● PROBLEM TO WORK ON
Scan the lines below for the string "我爱家乡的秋夜" and report how many lines contain it, giving only the number.

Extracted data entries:
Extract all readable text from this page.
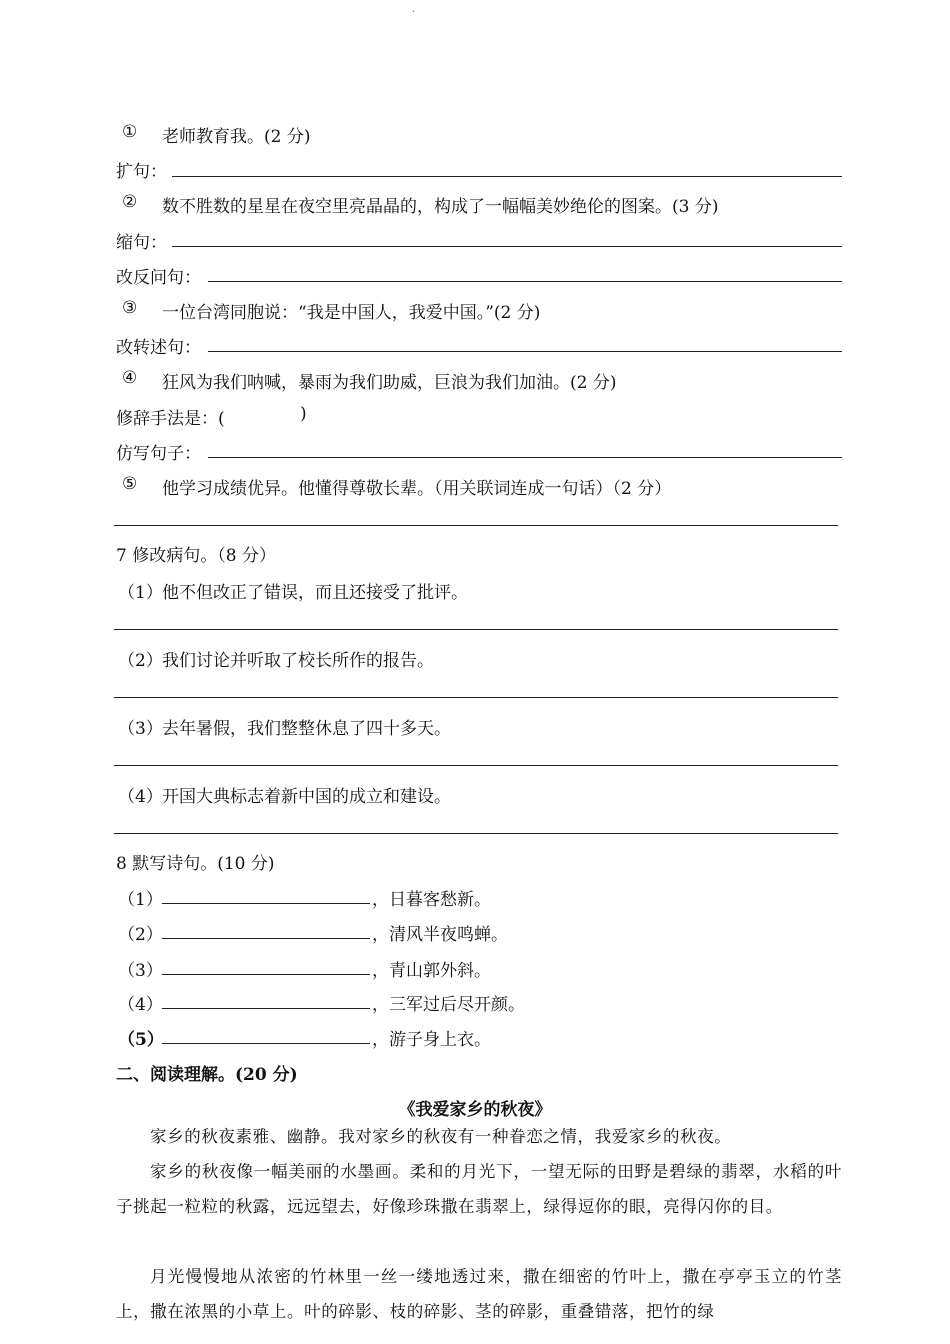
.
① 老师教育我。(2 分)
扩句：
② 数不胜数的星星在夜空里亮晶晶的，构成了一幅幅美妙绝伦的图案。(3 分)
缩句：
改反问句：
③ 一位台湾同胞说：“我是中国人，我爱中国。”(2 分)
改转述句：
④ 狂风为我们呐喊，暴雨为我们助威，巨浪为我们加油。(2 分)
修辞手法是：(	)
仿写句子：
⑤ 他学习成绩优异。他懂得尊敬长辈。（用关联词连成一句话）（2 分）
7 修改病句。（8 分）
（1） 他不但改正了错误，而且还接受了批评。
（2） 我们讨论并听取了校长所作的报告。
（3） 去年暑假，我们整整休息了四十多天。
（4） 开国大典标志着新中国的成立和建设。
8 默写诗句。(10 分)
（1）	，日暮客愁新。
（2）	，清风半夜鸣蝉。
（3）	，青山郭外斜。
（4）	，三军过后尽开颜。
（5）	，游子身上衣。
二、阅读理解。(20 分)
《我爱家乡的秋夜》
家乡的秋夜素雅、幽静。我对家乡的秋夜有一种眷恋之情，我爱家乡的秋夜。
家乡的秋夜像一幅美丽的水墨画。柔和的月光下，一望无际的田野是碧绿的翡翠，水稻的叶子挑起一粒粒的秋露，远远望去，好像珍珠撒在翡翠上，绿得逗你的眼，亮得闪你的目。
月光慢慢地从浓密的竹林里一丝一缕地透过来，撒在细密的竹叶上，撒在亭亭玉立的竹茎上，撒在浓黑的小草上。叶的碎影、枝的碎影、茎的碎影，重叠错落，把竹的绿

● RESPONSE TO THE EXERCISE
2